▸ What is expected: Omit the pictures, please, and give each record below again exactly.

▸ Information shown:
○ ○ ○ ○

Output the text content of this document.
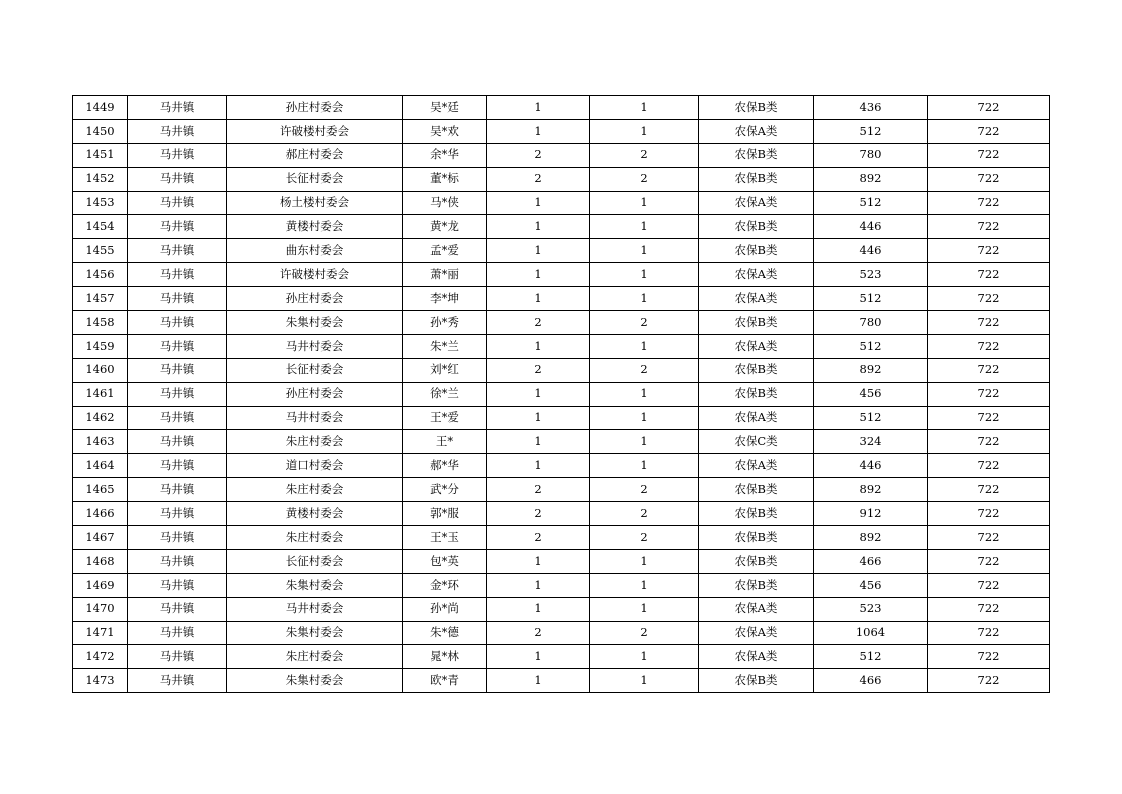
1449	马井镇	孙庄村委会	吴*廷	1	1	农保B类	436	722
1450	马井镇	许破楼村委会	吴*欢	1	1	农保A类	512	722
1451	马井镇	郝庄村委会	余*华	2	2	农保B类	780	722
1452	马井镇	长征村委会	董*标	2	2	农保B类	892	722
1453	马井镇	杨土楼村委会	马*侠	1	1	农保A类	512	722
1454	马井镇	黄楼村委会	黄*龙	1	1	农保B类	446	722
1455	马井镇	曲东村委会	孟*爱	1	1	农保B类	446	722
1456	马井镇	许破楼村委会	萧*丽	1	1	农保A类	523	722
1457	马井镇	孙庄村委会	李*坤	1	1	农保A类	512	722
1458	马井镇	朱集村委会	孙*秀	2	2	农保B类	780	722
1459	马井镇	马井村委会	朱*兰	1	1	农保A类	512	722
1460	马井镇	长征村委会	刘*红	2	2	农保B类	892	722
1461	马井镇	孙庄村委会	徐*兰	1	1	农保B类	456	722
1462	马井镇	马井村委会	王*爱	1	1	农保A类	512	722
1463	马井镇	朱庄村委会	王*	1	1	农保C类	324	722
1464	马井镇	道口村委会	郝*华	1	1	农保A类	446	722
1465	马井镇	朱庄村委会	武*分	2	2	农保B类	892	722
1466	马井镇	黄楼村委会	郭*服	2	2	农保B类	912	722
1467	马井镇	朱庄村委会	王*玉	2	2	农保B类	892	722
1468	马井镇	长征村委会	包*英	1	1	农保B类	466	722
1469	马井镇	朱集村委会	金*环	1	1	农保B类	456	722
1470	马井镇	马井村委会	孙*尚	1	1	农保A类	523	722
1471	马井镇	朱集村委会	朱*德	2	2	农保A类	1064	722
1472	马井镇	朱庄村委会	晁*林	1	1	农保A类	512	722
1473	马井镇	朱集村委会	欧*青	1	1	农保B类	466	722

○ ○ ○ ○

▸ Complete response:
Output the text content of this document.
1449	马井镇	孙庄村委会	吴*廷	1	1	农保B类	436	722
1450	马井镇	许破楼村委会	吴*欢	1	1	农保A类	512	722
1451	马井镇	郝庄村委会	余*华	2	2	农保B类	780	722
1452	马井镇	长征村委会	董*标	2	2	农保B类	892	722
1453	马井镇	杨土楼村委会	马*侠	1	1	农保A类	512	722
1454	马井镇	黄楼村委会	黄*龙	1	1	农保B类	446	722
1455	马井镇	曲东村委会	孟*爱	1	1	农保B类	446	722
1456	马井镇	许破楼村委会	萧*丽	1	1	农保A类	523	722
1457	马井镇	孙庄村委会	李*坤	1	1	农保A类	512	722
1458	马井镇	朱集村委会	孙*秀	2	2	农保B类	780	722
1459	马井镇	马井村委会	朱*兰	1	1	农保A类	512	722
1460	马井镇	长征村委会	刘*红	2	2	农保B类	892	722
1461	马井镇	孙庄村委会	徐*兰	1	1	农保B类	456	722
1462	马井镇	马井村委会	王*爱	1	1	农保A类	512	722
1463	马井镇	朱庄村委会	王*	1	1	农保C类	324	722
1464	马井镇	道口村委会	郝*华	1	1	农保A类	446	722
1465	马井镇	朱庄村委会	武*分	2	2	农保B类	892	722
1466	马井镇	黄楼村委会	郭*服	2	2	农保B类	912	722
1467	马井镇	朱庄村委会	王*玉	2	2	农保B类	892	722
1468	马井镇	长征村委会	包*英	1	1	农保B类	466	722
1469	马井镇	朱集村委会	金*环	1	1	农保B类	456	722
1470	马井镇	马井村委会	孙*尚	1	1	农保A类	523	722
1471	马井镇	朱集村委会	朱*德	2	2	农保A类	1064	722
1472	马井镇	朱庄村委会	晁*林	1	1	农保A类	512	722
1473	马井镇	朱集村委会	欧*青	1	1	农保B类	466	722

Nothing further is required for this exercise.